TASK DIRECTIONS
Scan the material below for the string "title", and copy every line where it shows up.

* * *

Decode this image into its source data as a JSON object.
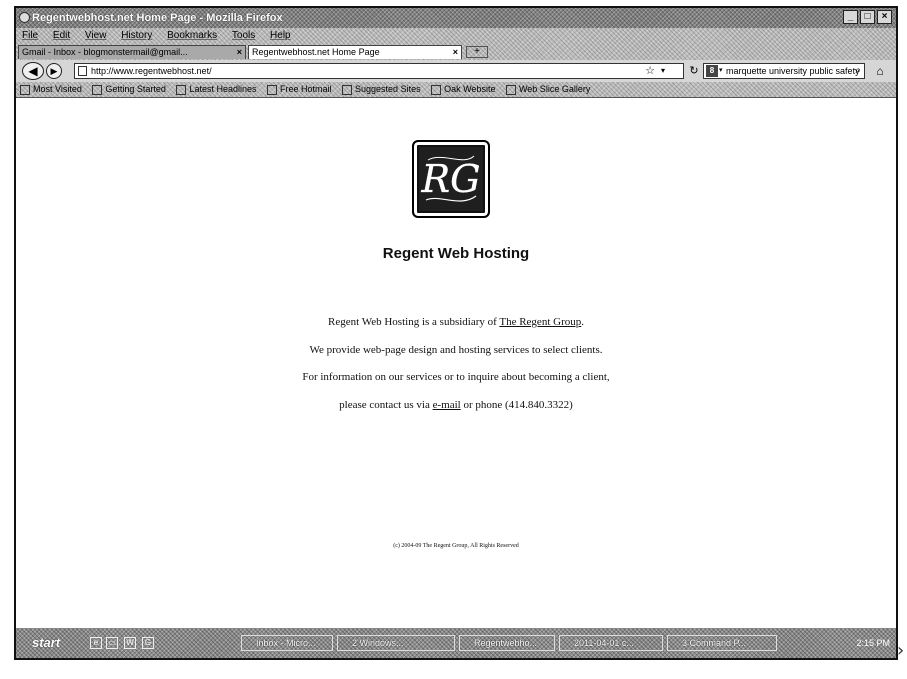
{
  "window": {
    "title": "Regentwebhost.net Home Page - Mozilla Firefox",
    "controls": [
      "_",
      "□",
      "×"
    ]
  },
  "menu": [
    "File",
    "Edit",
    "View",
    "History",
    "Bookmarks",
    "Tools",
    "Help"
  ],
  "tabs": [
    {
      "label": "Gmail - Inbox - blogmonstermail@gmail...",
      "active": false
    },
    {
      "label": "Regentwebhost.net Home Page",
      "active": true
    }
  ],
  "navigation": {
    "url": "http://www.regentwebhost.net/",
    "search_value": "marquette university public safety"
  },
  "bookmarks": [
    "Most Visited",
    "Getting Started",
    "Latest Headlines",
    "Free Hotmail",
    "Suggested Sites",
    "Oak Website",
    "Web Slice Gallery"
  ],
  "page": {
    "logo_text": "RG",
    "title": "Regent Web Hosting",
    "line1_prefix": "Regent Web Hosting is a subsidiary of ",
    "line1_link": "The Regent Group",
    "line1_suffix": ".",
    "line2": "We provide web-page design and hosting services to select clients.",
    "line3": "For information on our services or to inquire about becoming a client,",
    "line4_prefix": "please contact us via ",
    "line4_link": "e-mail",
    "line4_suffix": " or phone (414.840.3322)",
    "copyright": "(c) 2004-09 The Regent Group, All Rights Reserved"
  },
  "taskbar": {
    "start": "start",
    "tasks": [
      "Inbox - Micro...",
      "2 Windows...",
      "Regentwebho...",
      "2011-04-01 c...",
      "3 Command P..."
    ],
    "clock": "2:15 PM"
  }
}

* * *

RESPONSE
    "title": "Regentwebhost.net Home Page - Mozilla Firefox",
    "title": "Regent Web Hosting",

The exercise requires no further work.